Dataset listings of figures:
□ □ □ □
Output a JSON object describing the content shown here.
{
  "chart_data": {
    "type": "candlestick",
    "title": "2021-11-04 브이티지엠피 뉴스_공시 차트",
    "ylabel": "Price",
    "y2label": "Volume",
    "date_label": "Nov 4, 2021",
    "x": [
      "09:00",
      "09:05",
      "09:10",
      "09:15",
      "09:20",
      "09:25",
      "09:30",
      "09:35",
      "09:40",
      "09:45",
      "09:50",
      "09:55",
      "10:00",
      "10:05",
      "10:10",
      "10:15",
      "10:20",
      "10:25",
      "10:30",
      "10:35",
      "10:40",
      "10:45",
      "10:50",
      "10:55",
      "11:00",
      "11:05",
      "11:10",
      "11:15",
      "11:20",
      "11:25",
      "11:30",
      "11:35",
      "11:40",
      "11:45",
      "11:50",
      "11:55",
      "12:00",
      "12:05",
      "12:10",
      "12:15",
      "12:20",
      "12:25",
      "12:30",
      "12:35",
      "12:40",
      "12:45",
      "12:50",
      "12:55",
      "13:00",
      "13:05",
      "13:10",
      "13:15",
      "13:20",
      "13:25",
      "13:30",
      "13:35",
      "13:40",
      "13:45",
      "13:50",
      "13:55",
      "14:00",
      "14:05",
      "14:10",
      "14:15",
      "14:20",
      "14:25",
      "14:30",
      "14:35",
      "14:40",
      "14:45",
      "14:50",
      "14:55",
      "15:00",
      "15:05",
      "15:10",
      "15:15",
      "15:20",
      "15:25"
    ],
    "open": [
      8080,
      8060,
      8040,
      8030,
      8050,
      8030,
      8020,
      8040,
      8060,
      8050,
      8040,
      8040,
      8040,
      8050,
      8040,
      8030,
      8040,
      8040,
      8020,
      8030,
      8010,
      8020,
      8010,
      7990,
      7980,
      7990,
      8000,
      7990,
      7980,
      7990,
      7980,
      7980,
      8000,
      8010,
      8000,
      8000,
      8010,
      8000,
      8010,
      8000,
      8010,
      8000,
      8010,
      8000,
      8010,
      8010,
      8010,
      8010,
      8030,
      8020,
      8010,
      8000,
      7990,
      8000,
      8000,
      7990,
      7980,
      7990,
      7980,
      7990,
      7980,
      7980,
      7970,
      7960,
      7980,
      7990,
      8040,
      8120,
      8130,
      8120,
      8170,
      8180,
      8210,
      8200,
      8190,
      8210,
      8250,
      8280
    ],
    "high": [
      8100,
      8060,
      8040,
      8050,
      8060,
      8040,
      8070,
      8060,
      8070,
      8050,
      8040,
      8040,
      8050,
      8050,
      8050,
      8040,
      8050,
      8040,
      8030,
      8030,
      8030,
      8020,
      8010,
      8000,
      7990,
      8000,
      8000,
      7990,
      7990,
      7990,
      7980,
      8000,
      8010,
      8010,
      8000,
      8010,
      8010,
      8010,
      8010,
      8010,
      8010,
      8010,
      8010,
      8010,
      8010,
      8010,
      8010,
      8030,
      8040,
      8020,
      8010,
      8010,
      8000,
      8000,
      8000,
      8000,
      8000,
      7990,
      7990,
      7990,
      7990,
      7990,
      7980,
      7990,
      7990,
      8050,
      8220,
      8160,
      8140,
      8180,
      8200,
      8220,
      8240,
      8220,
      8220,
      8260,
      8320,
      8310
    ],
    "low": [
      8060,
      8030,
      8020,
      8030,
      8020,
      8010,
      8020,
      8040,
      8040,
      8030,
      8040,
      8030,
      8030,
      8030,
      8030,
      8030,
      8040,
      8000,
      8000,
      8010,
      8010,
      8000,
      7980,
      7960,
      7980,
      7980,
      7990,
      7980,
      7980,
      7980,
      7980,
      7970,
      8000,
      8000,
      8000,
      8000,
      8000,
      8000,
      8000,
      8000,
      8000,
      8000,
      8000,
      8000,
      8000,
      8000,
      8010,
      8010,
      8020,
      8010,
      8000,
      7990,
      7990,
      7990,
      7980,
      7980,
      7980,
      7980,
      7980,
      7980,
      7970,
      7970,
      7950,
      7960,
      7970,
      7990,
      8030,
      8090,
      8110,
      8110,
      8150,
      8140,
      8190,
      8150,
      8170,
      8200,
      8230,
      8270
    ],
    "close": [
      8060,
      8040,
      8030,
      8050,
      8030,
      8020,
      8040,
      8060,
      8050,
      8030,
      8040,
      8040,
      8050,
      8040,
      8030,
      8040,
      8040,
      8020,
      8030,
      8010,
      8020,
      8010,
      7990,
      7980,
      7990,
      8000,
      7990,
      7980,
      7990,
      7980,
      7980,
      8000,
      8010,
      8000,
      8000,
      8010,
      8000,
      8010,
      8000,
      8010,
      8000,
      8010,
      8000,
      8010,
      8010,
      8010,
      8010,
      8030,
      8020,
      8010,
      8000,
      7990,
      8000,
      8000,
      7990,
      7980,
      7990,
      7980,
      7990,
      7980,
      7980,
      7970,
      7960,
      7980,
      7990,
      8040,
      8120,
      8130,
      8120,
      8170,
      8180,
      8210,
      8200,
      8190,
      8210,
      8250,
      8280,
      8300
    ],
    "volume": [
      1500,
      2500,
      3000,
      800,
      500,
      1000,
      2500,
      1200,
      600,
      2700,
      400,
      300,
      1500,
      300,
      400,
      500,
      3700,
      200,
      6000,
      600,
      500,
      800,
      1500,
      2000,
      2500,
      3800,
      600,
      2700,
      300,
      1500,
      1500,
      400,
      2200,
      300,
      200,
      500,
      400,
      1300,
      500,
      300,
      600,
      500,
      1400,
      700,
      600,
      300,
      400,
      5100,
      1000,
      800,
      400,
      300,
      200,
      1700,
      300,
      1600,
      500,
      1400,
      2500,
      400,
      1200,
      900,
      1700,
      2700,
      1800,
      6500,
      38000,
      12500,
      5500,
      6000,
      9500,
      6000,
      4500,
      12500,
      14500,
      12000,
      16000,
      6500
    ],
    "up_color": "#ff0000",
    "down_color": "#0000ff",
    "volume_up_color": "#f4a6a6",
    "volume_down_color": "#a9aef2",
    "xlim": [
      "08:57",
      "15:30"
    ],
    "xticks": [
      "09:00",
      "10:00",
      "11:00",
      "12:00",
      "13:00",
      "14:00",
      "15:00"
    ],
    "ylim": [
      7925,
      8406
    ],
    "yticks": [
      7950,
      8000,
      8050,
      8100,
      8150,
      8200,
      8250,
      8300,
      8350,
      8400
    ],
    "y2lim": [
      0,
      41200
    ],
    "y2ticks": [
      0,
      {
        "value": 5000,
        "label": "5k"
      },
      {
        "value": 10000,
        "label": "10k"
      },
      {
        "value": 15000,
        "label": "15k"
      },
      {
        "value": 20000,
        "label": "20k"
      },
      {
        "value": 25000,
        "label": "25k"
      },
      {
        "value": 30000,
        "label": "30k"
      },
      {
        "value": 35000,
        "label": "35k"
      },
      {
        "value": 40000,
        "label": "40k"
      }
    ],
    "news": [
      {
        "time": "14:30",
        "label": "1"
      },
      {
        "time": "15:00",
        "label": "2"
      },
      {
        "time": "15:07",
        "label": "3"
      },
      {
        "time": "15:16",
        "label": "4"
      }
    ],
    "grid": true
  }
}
□ □ □ □
§ GIVEN EXERCISE:
In the entries above, identify every line with the string "value".

§ CORRECT RESPONSE:
        "value": 5000,
        "value": 10000,
        "value": 15000,
        "value": 20000,
        "value": 25000,
        "value": 30000,
        "value": 35000,
        "value": 40000,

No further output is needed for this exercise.